## Problem details
Please present every line of all the records below as a numbered list, omitting any blank lines.

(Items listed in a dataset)
------------------------------------------------------------

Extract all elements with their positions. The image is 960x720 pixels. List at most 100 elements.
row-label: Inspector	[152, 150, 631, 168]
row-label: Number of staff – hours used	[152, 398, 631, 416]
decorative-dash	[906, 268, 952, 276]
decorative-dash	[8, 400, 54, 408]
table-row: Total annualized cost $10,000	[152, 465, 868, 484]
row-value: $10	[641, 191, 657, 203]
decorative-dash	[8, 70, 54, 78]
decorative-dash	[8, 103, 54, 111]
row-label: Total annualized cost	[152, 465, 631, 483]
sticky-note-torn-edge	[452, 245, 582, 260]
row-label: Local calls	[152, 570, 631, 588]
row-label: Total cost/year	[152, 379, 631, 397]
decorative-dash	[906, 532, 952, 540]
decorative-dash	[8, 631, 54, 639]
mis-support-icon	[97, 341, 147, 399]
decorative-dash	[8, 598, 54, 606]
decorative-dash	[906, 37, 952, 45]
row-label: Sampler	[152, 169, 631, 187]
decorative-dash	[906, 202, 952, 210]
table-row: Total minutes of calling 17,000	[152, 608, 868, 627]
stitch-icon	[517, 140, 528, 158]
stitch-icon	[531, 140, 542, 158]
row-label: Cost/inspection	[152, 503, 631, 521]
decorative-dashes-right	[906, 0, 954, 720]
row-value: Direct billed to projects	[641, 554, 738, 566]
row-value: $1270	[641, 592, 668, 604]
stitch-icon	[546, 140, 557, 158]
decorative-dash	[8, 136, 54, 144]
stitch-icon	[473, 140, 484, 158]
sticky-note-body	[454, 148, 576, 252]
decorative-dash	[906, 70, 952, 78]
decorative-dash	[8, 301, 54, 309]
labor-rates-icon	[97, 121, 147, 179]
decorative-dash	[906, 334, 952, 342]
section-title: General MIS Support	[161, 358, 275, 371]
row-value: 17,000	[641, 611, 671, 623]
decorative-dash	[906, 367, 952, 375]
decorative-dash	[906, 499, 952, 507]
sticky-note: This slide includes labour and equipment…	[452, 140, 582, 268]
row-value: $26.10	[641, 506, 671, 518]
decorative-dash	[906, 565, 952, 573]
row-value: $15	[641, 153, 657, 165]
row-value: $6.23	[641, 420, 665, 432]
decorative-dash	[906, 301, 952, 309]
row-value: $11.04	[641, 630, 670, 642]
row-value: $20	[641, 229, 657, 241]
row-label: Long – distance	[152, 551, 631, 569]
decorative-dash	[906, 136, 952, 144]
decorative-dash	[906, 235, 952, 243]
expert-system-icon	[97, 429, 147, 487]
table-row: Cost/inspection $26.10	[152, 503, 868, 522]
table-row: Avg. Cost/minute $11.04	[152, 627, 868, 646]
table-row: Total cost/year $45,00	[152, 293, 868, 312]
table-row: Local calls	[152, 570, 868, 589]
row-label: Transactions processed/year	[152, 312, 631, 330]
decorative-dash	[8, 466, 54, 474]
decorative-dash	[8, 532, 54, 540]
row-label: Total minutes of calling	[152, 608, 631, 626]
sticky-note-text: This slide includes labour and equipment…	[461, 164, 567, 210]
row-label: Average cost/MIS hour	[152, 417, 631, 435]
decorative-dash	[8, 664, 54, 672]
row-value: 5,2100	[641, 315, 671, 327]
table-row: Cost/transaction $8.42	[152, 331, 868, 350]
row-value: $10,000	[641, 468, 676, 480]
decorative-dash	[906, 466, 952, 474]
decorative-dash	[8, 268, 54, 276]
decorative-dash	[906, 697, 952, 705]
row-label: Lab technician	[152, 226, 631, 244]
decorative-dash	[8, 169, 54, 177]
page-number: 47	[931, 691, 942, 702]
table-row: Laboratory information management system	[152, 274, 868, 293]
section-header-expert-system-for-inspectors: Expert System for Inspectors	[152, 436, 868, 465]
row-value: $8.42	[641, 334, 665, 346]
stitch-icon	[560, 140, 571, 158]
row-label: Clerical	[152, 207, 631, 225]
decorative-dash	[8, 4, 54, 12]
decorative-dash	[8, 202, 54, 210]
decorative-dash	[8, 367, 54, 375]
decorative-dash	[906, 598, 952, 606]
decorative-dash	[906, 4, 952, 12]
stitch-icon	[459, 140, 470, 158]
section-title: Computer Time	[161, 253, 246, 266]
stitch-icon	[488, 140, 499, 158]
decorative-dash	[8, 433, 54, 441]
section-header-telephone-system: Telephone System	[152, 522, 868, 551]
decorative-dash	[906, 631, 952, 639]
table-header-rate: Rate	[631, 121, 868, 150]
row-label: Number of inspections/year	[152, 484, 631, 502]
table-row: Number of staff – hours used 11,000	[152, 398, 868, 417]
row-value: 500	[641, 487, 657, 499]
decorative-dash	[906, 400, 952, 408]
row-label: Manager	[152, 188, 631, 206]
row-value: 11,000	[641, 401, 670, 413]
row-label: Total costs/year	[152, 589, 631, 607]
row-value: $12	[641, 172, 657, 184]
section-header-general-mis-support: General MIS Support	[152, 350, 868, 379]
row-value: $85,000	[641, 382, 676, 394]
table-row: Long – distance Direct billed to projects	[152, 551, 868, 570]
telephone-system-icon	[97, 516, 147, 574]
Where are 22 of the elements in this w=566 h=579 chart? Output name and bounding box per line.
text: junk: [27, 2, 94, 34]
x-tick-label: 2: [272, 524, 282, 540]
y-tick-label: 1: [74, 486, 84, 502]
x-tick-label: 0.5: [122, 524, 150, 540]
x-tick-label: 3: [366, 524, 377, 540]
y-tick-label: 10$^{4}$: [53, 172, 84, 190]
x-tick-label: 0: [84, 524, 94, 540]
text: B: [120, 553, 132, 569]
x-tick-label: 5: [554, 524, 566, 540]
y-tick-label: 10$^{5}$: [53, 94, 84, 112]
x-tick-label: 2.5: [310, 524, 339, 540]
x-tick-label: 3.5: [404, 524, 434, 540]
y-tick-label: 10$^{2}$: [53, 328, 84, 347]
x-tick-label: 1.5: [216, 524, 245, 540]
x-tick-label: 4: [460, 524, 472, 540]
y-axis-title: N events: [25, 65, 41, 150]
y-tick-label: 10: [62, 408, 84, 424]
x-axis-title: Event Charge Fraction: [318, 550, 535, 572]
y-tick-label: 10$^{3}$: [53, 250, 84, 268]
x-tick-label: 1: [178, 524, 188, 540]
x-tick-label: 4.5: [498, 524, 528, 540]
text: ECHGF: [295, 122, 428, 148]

------------------------------------------------------------

## Exercise result
1. Extract all elements with their positions. The image is 960x720 pixels. List at most 100 elements.
2. row-label: Inspector	[152, 150, 631, 168]
3. row-label: Number of staff – hours used	[152, 398, 631, 416]
4. decorative-dash	[906, 268, 952, 276]
5. decorative-dash	[8, 400, 54, 408]
6. table-row: Total annualized cost $10,000	[152, 465, 868, 484]
7. row-value: $10	[641, 191, 657, 203]
8. decorative-dash	[8, 70, 54, 78]
9. decorative-dash	[8, 103, 54, 111]
10. row-label: Total annualized cost	[152, 465, 631, 483]
11. sticky-note-torn-edge	[452, 245, 582, 260]
12. row-label: Local calls	[152, 570, 631, 588]
13. row-label: Total cost/year	[152, 379, 631, 397]
14. decorative-dash	[906, 532, 952, 540]
15. decorative-dash	[8, 631, 54, 639]
16. mis-support-icon	[97, 341, 147, 399]
17. decorative-dash	[8, 598, 54, 606]
18. decorative-dash	[906, 37, 952, 45]
19. row-label: Sampler	[152, 169, 631, 187]
20. decorative-dash	[906, 202, 952, 210]
21. table-row: Total minutes of calling 17,000	[152, 608, 868, 627]
22. stitch-icon	[517, 140, 528, 158]
23. stitch-icon	[531, 140, 542, 158]
24. row-label: Cost/inspection	[152, 503, 631, 521]
25. decorative-dashes-right	[906, 0, 954, 720]
26. row-value: Direct billed to projects	[641, 554, 738, 566]
27. row-value: $1270	[641, 592, 668, 604]
28. stitch-icon	[546, 140, 557, 158]
29. decorative-dash	[8, 136, 54, 144]
30. stitch-icon	[473, 140, 484, 158]
31. sticky-note-body	[454, 148, 576, 252]
32. decorative-dash	[906, 70, 952, 78]
33. decorative-dash	[8, 301, 54, 309]
34. labor-rates-icon	[97, 121, 147, 179]
35. decorative-dash	[906, 334, 952, 342]
36. section-title: General MIS Support	[161, 358, 275, 371]
37. row-value: 17,000	[641, 611, 671, 623]
38. decorative-dash	[906, 367, 952, 375]
39. decorative-dash	[906, 499, 952, 507]
40. sticky-note: This slide includes labour and equipment…	[452, 140, 582, 268]
41. row-value: $26.10	[641, 506, 671, 518]
42. decorative-dash	[906, 565, 952, 573]
43. row-value: $15	[641, 153, 657, 165]
44. row-value: $6.23	[641, 420, 665, 432]
45. decorative-dash	[906, 301, 952, 309]
46. row-value: $11.04	[641, 630, 670, 642]
47. row-value: $20	[641, 229, 657, 241]
48. row-label: Long – distance	[152, 551, 631, 569]
49. decorative-dash	[906, 136, 952, 144]
50. decorative-dash	[906, 235, 952, 243]
51. expert-system-icon	[97, 429, 147, 487]
52. table-row: Cost/inspection $26.10	[152, 503, 868, 522]
53. table-row: Avg. Cost/minute $11.04	[152, 627, 868, 646]
54. table-row: Total cost/year $45,00	[152, 293, 868, 312]
55. table-row: Local calls	[152, 570, 868, 589]
56. row-label: Transactions processed/year	[152, 312, 631, 330]
57. decorative-dash	[8, 466, 54, 474]
58. decorative-dash	[8, 532, 54, 540]
59. row-label: Total minutes of calling	[152, 608, 631, 626]
60. sticky-note-text: This slide includes labour and equipment…	[461, 164, 567, 210]
61. row-label: Average cost/MIS hour	[152, 417, 631, 435]
62. decorative-dash	[8, 664, 54, 672]
63. row-value: 5,2100	[641, 315, 671, 327]
64. table-row: Cost/transaction $8.42	[152, 331, 868, 350]
65. row-value: $10,000	[641, 468, 676, 480]
66. decorative-dash	[906, 466, 952, 474]
67. decorative-dash	[8, 268, 54, 276]
68. decorative-dash	[906, 697, 952, 705]
69. row-label: Lab technician	[152, 226, 631, 244]
70. decorative-dash	[8, 169, 54, 177]
71. page-number: 47	[931, 691, 942, 702]
72. table-row: Laboratory information management system	[152, 274, 868, 293]
73. section-header-expert-system-for-inspectors: Expert System for Inspectors	[152, 436, 868, 465]
74. row-value: $8.42	[641, 334, 665, 346]
75. stitch-icon	[560, 140, 571, 158]
76. row-label: Clerical	[152, 207, 631, 225]
77. decorative-dash	[8, 4, 54, 12]
78. decorative-dash	[8, 202, 54, 210]
79. decorative-dash	[8, 367, 54, 375]
80. decorative-dash	[906, 598, 952, 606]
81. decorative-dash	[906, 4, 952, 12]
82. stitch-icon	[459, 140, 470, 158]
83. section-title: Computer Time	[161, 253, 246, 266]
84. stitch-icon	[488, 140, 499, 158]
85. decorative-dash	[8, 433, 54, 441]
86. section-header-telephone-system: Telephone System	[152, 522, 868, 551]
87. decorative-dash	[906, 631, 952, 639]
88. table-header-rate: Rate	[631, 121, 868, 150]
89. row-label: Number of inspections/year	[152, 484, 631, 502]
90. table-row: Number of staff – hours used 11,000	[152, 398, 868, 417]
91. row-value: 500	[641, 487, 657, 499]
92. decorative-dash	[906, 400, 952, 408]
93. row-label: Manager	[152, 188, 631, 206]
94. row-value: 11,000	[641, 401, 670, 413]
95. row-label: Total costs/year	[152, 589, 631, 607]
96. row-value: $12	[641, 172, 657, 184]
97. section-header-general-mis-support: General MIS Support	[152, 350, 868, 379]
98. row-value: $85,000	[641, 382, 676, 394]
99. table-row: Long – distance Direct billed to projects	[152, 551, 868, 570]
100. telephone-system-icon	[97, 516, 147, 574]
101. Where are 22 of the elements in this w=566 h=579 chart? Output name and bounding box per line.
102. text: junk: [27, 2, 94, 34]
103. x-tick-label: 2: [272, 524, 282, 540]
104. y-tick-label: 1: [74, 486, 84, 502]
105. x-tick-label: 0.5: [122, 524, 150, 540]
106. x-tick-label: 3: [366, 524, 377, 540]
107. y-tick-label: 10$^{4}$: [53, 172, 84, 190]
108. x-tick-label: 0: [84, 524, 94, 540]
109. text: B: [120, 553, 132, 569]
110. x-tick-label: 5: [554, 524, 566, 540]
111. y-tick-label: 10$^{5}$: [53, 94, 84, 112]
112. x-tick-label: 2.5: [310, 524, 339, 540]
113. x-tick-label: 3.5: [404, 524, 434, 540]
114. y-tick-label: 10$^{2}$: [53, 328, 84, 347]
115. x-tick-label: 1.5: [216, 524, 245, 540]
116. x-tick-label: 4: [460, 524, 472, 540]
117. y-axis-title: N events: [25, 65, 41, 150]
118. y-tick-label: 10: [62, 408, 84, 424]
119. x-axis-title: Event Charge Fraction: [318, 550, 535, 572]
120. y-tick-label: 10$^{3}$: [53, 250, 84, 268]
121. x-tick-label: 1: [178, 524, 188, 540]
122. x-tick-label: 4.5: [498, 524, 528, 540]
123. text: ECHGF: [295, 122, 428, 148]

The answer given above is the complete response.